EXERCISE GOAL
Restate each line word for word. Leave out every picture.

INFORMATION SHOWN
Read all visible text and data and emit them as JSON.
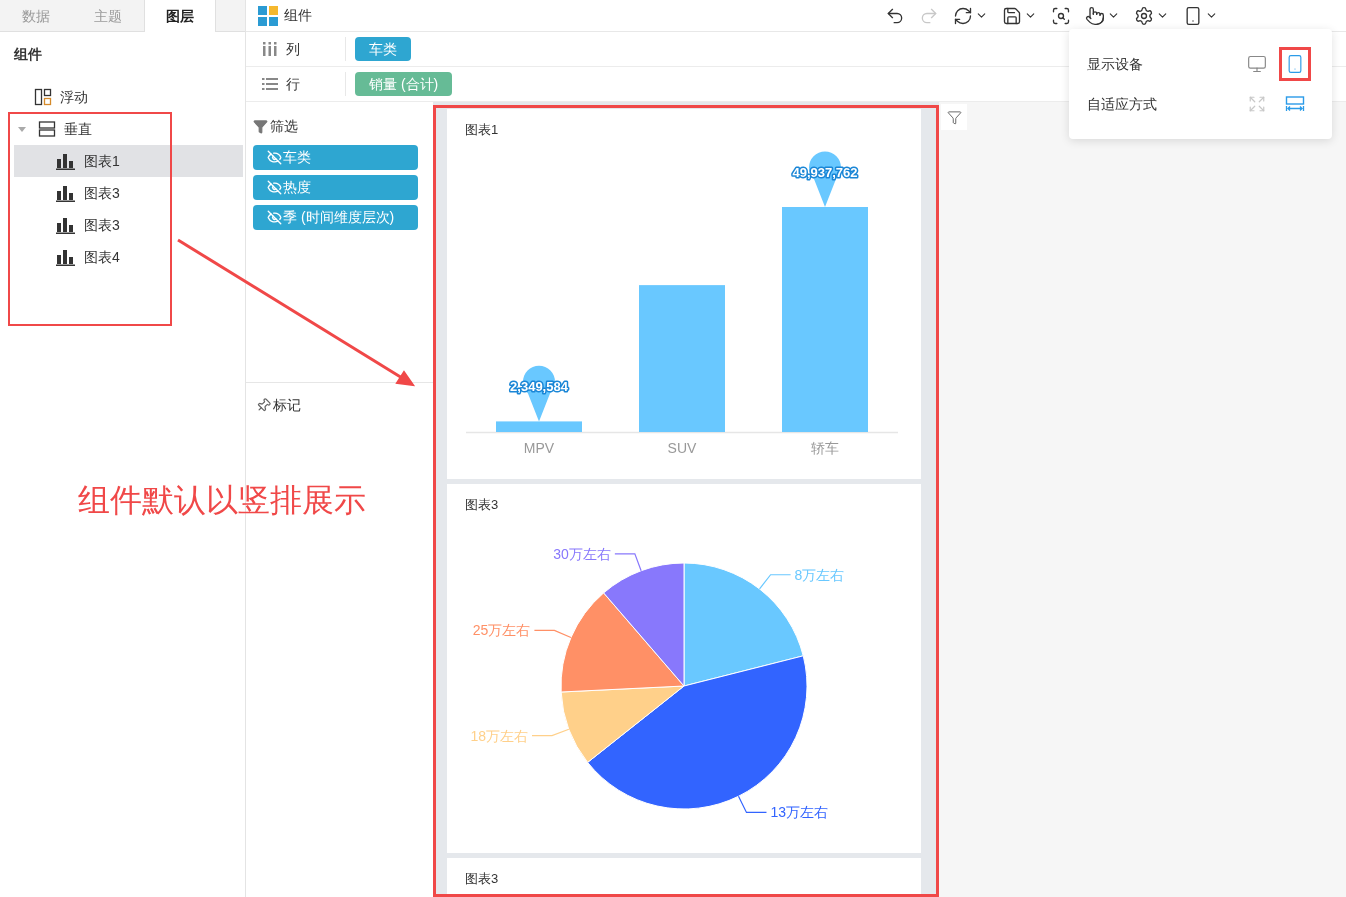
{
  "panel_tabs": [
    {
      "label": "数据",
      "selected": false
    },
    {
      "label": "主题",
      "selected": false
    },
    {
      "label": "图层",
      "selected": true
    }
  ],
  "layer_panel": {
    "heading": "组件",
    "tree": [
      {
        "label": "浮动",
        "kind": "float"
      },
      {
        "label": "垂直",
        "kind": "vertical",
        "expanded": true,
        "children": [
          {
            "label": "图表1",
            "kind": "chart",
            "selected": true
          },
          {
            "label": "图表3",
            "kind": "chart",
            "selected": false
          },
          {
            "label": "图表3",
            "kind": "chart",
            "selected": false
          },
          {
            "label": "图表4",
            "kind": "chart",
            "selected": false
          }
        ]
      }
    ]
  },
  "toolbar": {
    "title": "组件",
    "buttons": [
      {
        "kind": "undo",
        "disabled": false,
        "dropdown": false
      },
      {
        "kind": "redo",
        "disabled": true,
        "dropdown": false
      },
      {
        "kind": "refresh",
        "disabled": false,
        "dropdown": true
      },
      {
        "kind": "save",
        "disabled": false,
        "dropdown": true
      },
      {
        "kind": "preview",
        "disabled": false,
        "dropdown": false
      },
      {
        "kind": "interact",
        "disabled": false,
        "dropdown": true
      },
      {
        "kind": "settings",
        "disabled": false,
        "dropdown": true
      },
      {
        "kind": "device",
        "disabled": false,
        "dropdown": true
      }
    ]
  },
  "shelves": [
    {
      "label": "列",
      "kind": "columns",
      "fields": [
        {
          "label": "车类",
          "kind": "dimension"
        }
      ]
    },
    {
      "label": "行",
      "kind": "rows",
      "fields": [
        {
          "label": "销量 (合计)",
          "kind": "measure"
        }
      ]
    }
  ],
  "filter_panel": {
    "title": "筛选",
    "fields": [
      {
        "label": "车类"
      },
      {
        "label": "热度"
      },
      {
        "label": "季 (时间维度层次)"
      }
    ]
  },
  "marks_panel": {
    "title": "标记"
  },
  "canvas": {
    "widgets": [
      {
        "title": "图表1",
        "kind": "bar",
        "chart_data": {
          "type": "bar",
          "categories": [
            "MPV",
            "SUV",
            "轿车"
          ],
          "values": [
            2349584,
            32600000,
            49937762
          ],
          "value_labels": [
            "2,349,584",
            null,
            "49,937,762"
          ]
        }
      },
      {
        "title": "图表3",
        "kind": "pie",
        "labels": [
          {
            "text": "8万左右",
            "color": "#69c8ff"
          },
          {
            "text": "13万左右",
            "color": "#3264ff"
          },
          {
            "text": "18万左右",
            "color": "#ffd08a"
          },
          {
            "text": "25万左右",
            "color": "#ff9066"
          },
          {
            "text": "30万左右",
            "color": "#8878fc"
          }
        ]
      },
      {
        "title": "图表3"
      }
    ]
  },
  "display_popover": {
    "rows": [
      {
        "label": "显示设备",
        "options": [
          {
            "kind": "desktop",
            "selected": false
          },
          {
            "kind": "mobile",
            "selected": true
          }
        ]
      },
      {
        "label": "自适应方式",
        "options": [
          {
            "kind": "expand",
            "selected": false
          },
          {
            "kind": "fit-width",
            "selected": true
          }
        ]
      }
    ]
  },
  "annotations": {
    "caption": "组件默认以竖排展示"
  }
}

SOLUTION FOR THIS TASK
Read all visible text and data and emit them as JSON.
{
  "panel_tabs": [
    {
      "label": "数据",
      "selected": false
    },
    {
      "label": "主题",
      "selected": false
    },
    {
      "label": "图层",
      "selected": true
    }
  ],
  "layer_panel": {
    "heading": "组件",
    "tree": [
      {
        "label": "浮动",
        "kind": "float"
      },
      {
        "label": "垂直",
        "kind": "vertical",
        "expanded": true,
        "children": [
          {
            "label": "图表1",
            "kind": "chart",
            "selected": true
          },
          {
            "label": "图表3",
            "kind": "chart",
            "selected": false
          },
          {
            "label": "图表3",
            "kind": "chart",
            "selected": false
          },
          {
            "label": "图表4",
            "kind": "chart",
            "selected": false
          }
        ]
      }
    ]
  },
  "toolbar": {
    "title": "组件",
    "buttons": [
      {
        "kind": "undo",
        "disabled": false,
        "dropdown": false
      },
      {
        "kind": "redo",
        "disabled": true,
        "dropdown": false
      },
      {
        "kind": "refresh",
        "disabled": false,
        "dropdown": true
      },
      {
        "kind": "save",
        "disabled": false,
        "dropdown": true
      },
      {
        "kind": "preview",
        "disabled": false,
        "dropdown": false
      },
      {
        "kind": "interact",
        "disabled": false,
        "dropdown": true
      },
      {
        "kind": "settings",
        "disabled": false,
        "dropdown": true
      },
      {
        "kind": "device",
        "disabled": false,
        "dropdown": true
      }
    ]
  },
  "shelves": [
    {
      "label": "列",
      "kind": "columns",
      "fields": [
        {
          "label": "车类",
          "kind": "dimension"
        }
      ]
    },
    {
      "label": "行",
      "kind": "rows",
      "fields": [
        {
          "label": "销量 (合计)",
          "kind": "measure"
        }
      ]
    }
  ],
  "filter_panel": {
    "title": "筛选",
    "fields": [
      {
        "label": "车类"
      },
      {
        "label": "热度"
      },
      {
        "label": "季 (时间维度层次)"
      }
    ]
  },
  "marks_panel": {
    "title": "标记"
  },
  "canvas": {
    "widgets": [
      {
        "title": "图表1",
        "kind": "bar",
        "chart_data": {
          "type": "bar",
          "categories": [
            "MPV",
            "SUV",
            "轿车"
          ],
          "values": [
            2349584,
            32600000,
            49937762
          ],
          "value_labels": [
            "2,349,584",
            null,
            "49,937,762"
          ]
        }
      },
      {
        "title": "图表3",
        "kind": "pie",
        "labels": [
          {
            "text": "8万左右",
            "color": "#69c8ff"
          },
          {
            "text": "13万左右",
            "color": "#3264ff"
          },
          {
            "text": "18万左右",
            "color": "#ffd08a"
          },
          {
            "text": "25万左右",
            "color": "#ff9066"
          },
          {
            "text": "30万左右",
            "color": "#8878fc"
          }
        ]
      },
      {
        "title": "图表3"
      }
    ]
  },
  "display_popover": {
    "rows": [
      {
        "label": "显示设备",
        "options": [
          {
            "kind": "desktop",
            "selected": false
          },
          {
            "kind": "mobile",
            "selected": true
          }
        ]
      },
      {
        "label": "自适应方式",
        "options": [
          {
            "kind": "expand",
            "selected": false
          },
          {
            "kind": "fit-width",
            "selected": true
          }
        ]
      }
    ]
  },
  "annotations": {
    "caption": "组件默认以竖排展示"
  }
}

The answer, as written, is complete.